**WHAT IS NEEDED**: Repeat each line of the material exactly.

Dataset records
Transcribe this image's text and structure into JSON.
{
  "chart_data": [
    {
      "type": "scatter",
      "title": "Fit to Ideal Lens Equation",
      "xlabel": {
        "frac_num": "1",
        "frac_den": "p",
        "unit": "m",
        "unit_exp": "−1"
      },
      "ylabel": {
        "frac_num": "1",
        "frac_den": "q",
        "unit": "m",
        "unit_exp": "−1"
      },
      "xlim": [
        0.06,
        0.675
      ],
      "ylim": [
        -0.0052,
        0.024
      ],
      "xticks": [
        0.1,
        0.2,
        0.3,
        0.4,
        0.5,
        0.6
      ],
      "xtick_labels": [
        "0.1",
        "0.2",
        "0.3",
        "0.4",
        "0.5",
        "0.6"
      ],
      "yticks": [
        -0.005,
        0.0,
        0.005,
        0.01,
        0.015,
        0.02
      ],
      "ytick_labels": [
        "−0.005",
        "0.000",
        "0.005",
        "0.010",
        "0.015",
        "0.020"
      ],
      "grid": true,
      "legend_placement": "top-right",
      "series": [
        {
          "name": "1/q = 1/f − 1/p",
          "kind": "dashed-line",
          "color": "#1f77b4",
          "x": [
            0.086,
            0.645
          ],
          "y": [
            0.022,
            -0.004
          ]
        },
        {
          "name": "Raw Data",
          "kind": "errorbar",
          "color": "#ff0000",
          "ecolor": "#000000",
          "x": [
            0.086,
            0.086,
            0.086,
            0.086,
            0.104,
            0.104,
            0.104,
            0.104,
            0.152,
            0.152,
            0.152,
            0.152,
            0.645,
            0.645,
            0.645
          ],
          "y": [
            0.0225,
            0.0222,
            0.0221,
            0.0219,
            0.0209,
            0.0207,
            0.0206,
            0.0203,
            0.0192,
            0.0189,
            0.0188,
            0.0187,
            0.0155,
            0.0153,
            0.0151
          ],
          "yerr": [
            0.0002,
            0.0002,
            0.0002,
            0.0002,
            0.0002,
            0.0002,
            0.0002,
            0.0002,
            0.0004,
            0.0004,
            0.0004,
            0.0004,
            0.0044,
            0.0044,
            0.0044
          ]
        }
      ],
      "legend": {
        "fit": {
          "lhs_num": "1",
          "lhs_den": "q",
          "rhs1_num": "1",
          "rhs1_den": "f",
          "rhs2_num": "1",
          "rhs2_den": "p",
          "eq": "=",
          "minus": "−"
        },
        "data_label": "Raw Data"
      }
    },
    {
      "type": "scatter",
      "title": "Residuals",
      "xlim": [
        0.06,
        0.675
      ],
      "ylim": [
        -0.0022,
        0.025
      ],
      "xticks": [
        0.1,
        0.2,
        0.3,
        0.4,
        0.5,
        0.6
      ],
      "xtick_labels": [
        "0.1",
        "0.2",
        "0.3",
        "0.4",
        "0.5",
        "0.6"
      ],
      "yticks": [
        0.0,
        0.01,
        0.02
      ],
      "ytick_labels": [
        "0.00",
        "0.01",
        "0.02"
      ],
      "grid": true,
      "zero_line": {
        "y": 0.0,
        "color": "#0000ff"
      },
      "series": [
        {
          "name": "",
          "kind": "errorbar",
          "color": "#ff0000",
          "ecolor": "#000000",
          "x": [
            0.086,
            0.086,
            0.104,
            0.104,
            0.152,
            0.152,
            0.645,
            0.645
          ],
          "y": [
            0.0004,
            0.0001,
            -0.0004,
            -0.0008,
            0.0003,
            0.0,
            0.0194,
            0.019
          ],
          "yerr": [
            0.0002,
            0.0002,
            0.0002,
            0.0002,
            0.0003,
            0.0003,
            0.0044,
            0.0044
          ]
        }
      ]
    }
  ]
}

**TASK RESULT**:
Transcribe this image's text and structure into JSON.
{
  "chart_data": [
    {
      "type": "scatter",
      "title": "Fit to Ideal Lens Equation",
      "xlabel": {
        "frac_num": "1",
        "frac_den": "p",
        "unit": "m",
        "unit_exp": "−1"
      },
      "ylabel": {
        "frac_num": "1",
        "frac_den": "q",
        "unit": "m",
        "unit_exp": "−1"
      },
      "xlim": [
        0.06,
        0.675
      ],
      "ylim": [
        -0.0052,
        0.024
      ],
      "xticks": [
        0.1,
        0.2,
        0.3,
        0.4,
        0.5,
        0.6
      ],
      "xtick_labels": [
        "0.1",
        "0.2",
        "0.3",
        "0.4",
        "0.5",
        "0.6"
      ],
      "yticks": [
        -0.005,
        0.0,
        0.005,
        0.01,
        0.015,
        0.02
      ],
      "ytick_labels": [
        "−0.005",
        "0.000",
        "0.005",
        "0.010",
        "0.015",
        "0.020"
      ],
      "grid": true,
      "legend_placement": "top-right",
      "series": [
        {
          "name": "1/q = 1/f − 1/p",
          "kind": "dashed-line",
          "color": "#1f77b4",
          "x": [
            0.086,
            0.645
          ],
          "y": [
            0.022,
            -0.004
          ]
        },
        {
          "name": "Raw Data",
          "kind": "errorbar",
          "color": "#ff0000",
          "ecolor": "#000000",
          "x": [
            0.086,
            0.086,
            0.086,
            0.086,
            0.104,
            0.104,
            0.104,
            0.104,
            0.152,
            0.152,
            0.152,
            0.152,
            0.645,
            0.645,
            0.645
          ],
          "y": [
            0.0225,
            0.0222,
            0.0221,
            0.0219,
            0.0209,
            0.0207,
            0.0206,
            0.0203,
            0.0192,
            0.0189,
            0.0188,
            0.0187,
            0.0155,
            0.0153,
            0.0151
          ],
          "yerr": [
            0.0002,
            0.0002,
            0.0002,
            0.0002,
            0.0002,
            0.0002,
            0.0002,
            0.0002,
            0.0004,
            0.0004,
            0.0004,
            0.0004,
            0.0044,
            0.0044,
            0.0044
          ]
        }
      ],
      "legend": {
        "fit": {
          "lhs_num": "1",
          "lhs_den": "q",
          "rhs1_num": "1",
          "rhs1_den": "f",
          "rhs2_num": "1",
          "rhs2_den": "p",
          "eq": "=",
          "minus": "−"
        },
        "data_label": "Raw Data"
      }
    },
    {
      "type": "scatter",
      "title": "Residuals",
      "xlim": [
        0.06,
        0.675
      ],
      "ylim": [
        -0.0022,
        0.025
      ],
      "xticks": [
        0.1,
        0.2,
        0.3,
        0.4,
        0.5,
        0.6
      ],
      "xtick_labels": [
        "0.1",
        "0.2",
        "0.3",
        "0.4",
        "0.5",
        "0.6"
      ],
      "yticks": [
        0.0,
        0.01,
        0.02
      ],
      "ytick_labels": [
        "0.00",
        "0.01",
        "0.02"
      ],
      "grid": true,
      "zero_line": {
        "y": 0.0,
        "color": "#0000ff"
      },
      "series": [
        {
          "name": "",
          "kind": "errorbar",
          "color": "#ff0000",
          "ecolor": "#000000",
          "x": [
            0.086,
            0.086,
            0.104,
            0.104,
            0.152,
            0.152,
            0.645,
            0.645
          ],
          "y": [
            0.0004,
            0.0001,
            -0.0004,
            -0.0008,
            0.0003,
            0.0,
            0.0194,
            0.019
          ],
          "yerr": [
            0.0002,
            0.0002,
            0.0002,
            0.0002,
            0.0003,
            0.0003,
            0.0044,
            0.0044
          ]
        }
      ]
    }
  ]
}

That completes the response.